The trial Judge held that “the occasional deposit of firewood on the land by Henrietta de Souza was not an entry into possession.” The Federal Sup­reme Court agreed. Their Lordships are of opinion that the facts found on this point are too slender to afford support to a plea of title by possession. The Courts in Africa have held that the letting to tenants did not commence till 1946. This action was commenced in 1953. Even if the date of commencement of letting be regarded as 1943 (date appearing in Exhibit 17) possession for twelve years prior to action is not established. Counsel asked their Lordships to hold that letting must have commenced at least two years prior to 1943, namely in 1941. Receipts from tenants have been produced but none prior to 1946. Nor has any document (other than the one men­tioned) been produced which support the suggestion of tenancies prior to 1946. Their Lordships have considered the oral evidence in the case and the views of the Courts in Africa of that evidence and find it impossible to hold that there have been tenancies for twelve years. The appellants’ case there­fore fails.

**DATA SEGMENT:**
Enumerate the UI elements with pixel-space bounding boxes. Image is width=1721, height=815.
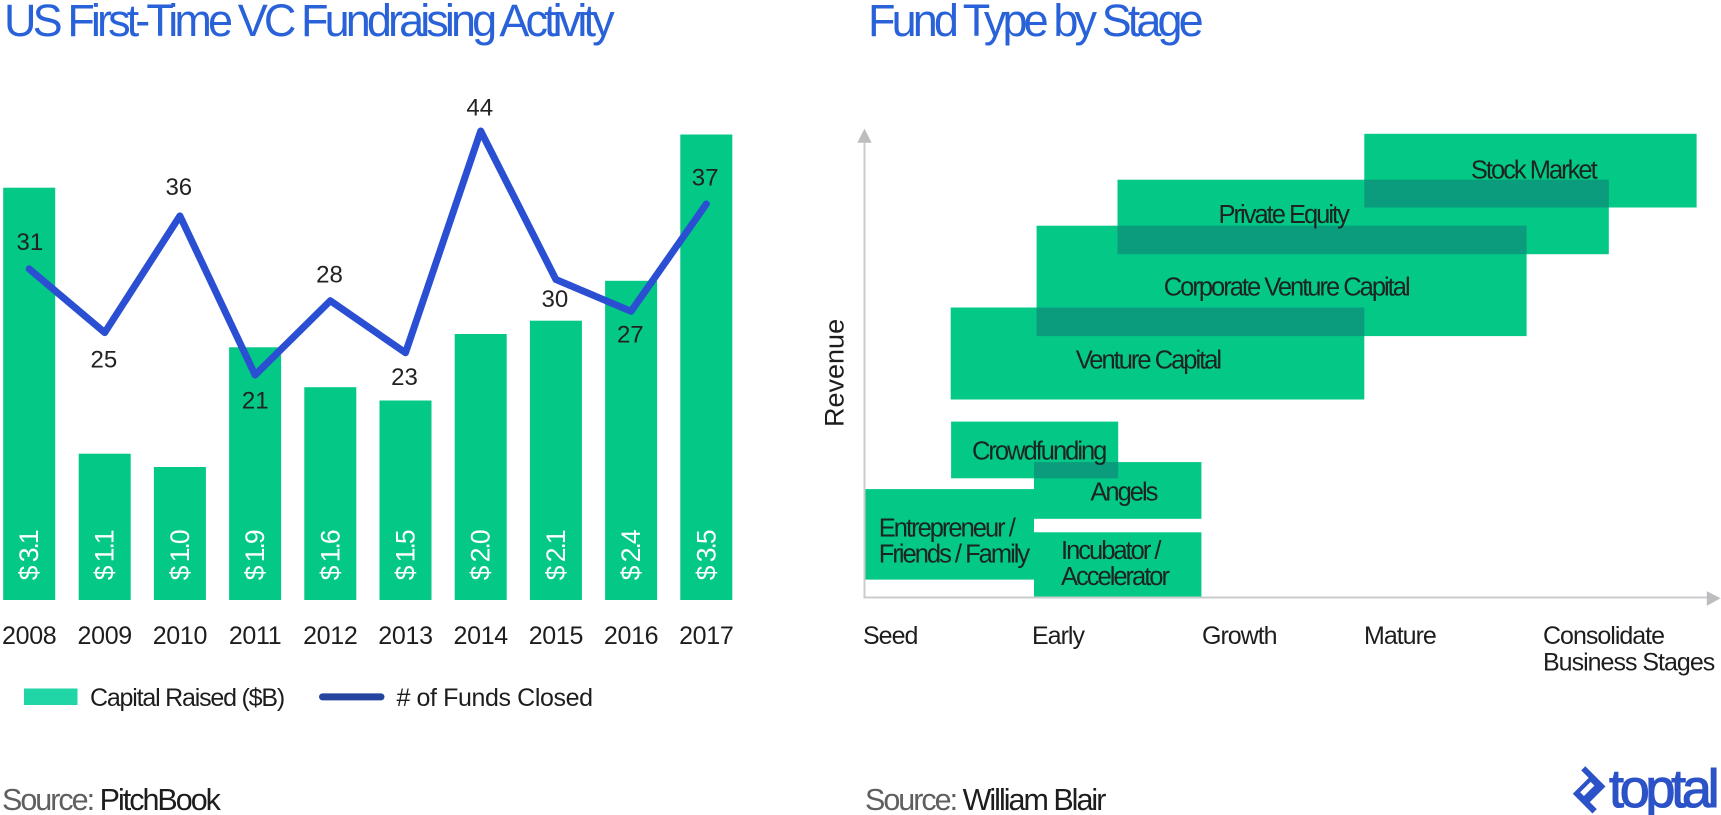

**WRITTEN REQUEST:**
Carry on the court judgment about the de Souza land possession claim, starting right after its last sentence.

**RIGHT ANSWER:**
It was strongly urged on this appeal that the respondents’ statement of claim contained admissions of possession by Henrietta and her children which supported the appellants’ case. Of this the Federal Supreme Court said:­

“The onus of proving long possession was on the defendants-ap­pellants; and although the plaintiffs-respondents alleged in their Statement of Claim that some time after the death of James Em­manuel Wright, his sister, Henrietta de Souza, took possession, of the land and that after her death the defendants continued in possession, the evidence adduced supported the finding of the learned trial Judge that the defendants had not proved long pos­session”

 

The Statement of Claim could not be said to contain an admission of the appellants’ title as it contains no date (possession by Henrietta at least from 1941 was necessary to establish the appellants’ title as already stated) and it gave no indication of the nature of the possession averred. A more precise statement would have made simpler the clarification of the points in issue. Their Lordships agree with the view of the Federal Supreme Court that long possession for the period, and of the nature, necessary to establish title have not been proved by the appellants.

 

The order made by the trial Judge and affirmed by the Federal Supreme Court contains a direction for a reconveyance by the appellants to the re­spondents of the property in question. But as stated above and held by the Courts in Africa the title of the appellants have been extinguished and there is nothing they can convey. That part of the order which contains the direc­tion has therefore to be deleted.

 

For the reasons which they have given their Lordships will humbly ad­vise her Majesty that subject to the variation indicated in the last paragraph this appeal be dismissed. As the respondents did not appear there will be no order as to costs.

 

LORD KEITH:

I concur.

 

LORD HODSON:

I concur.

 

Appeal Dismissed:

Order Varied.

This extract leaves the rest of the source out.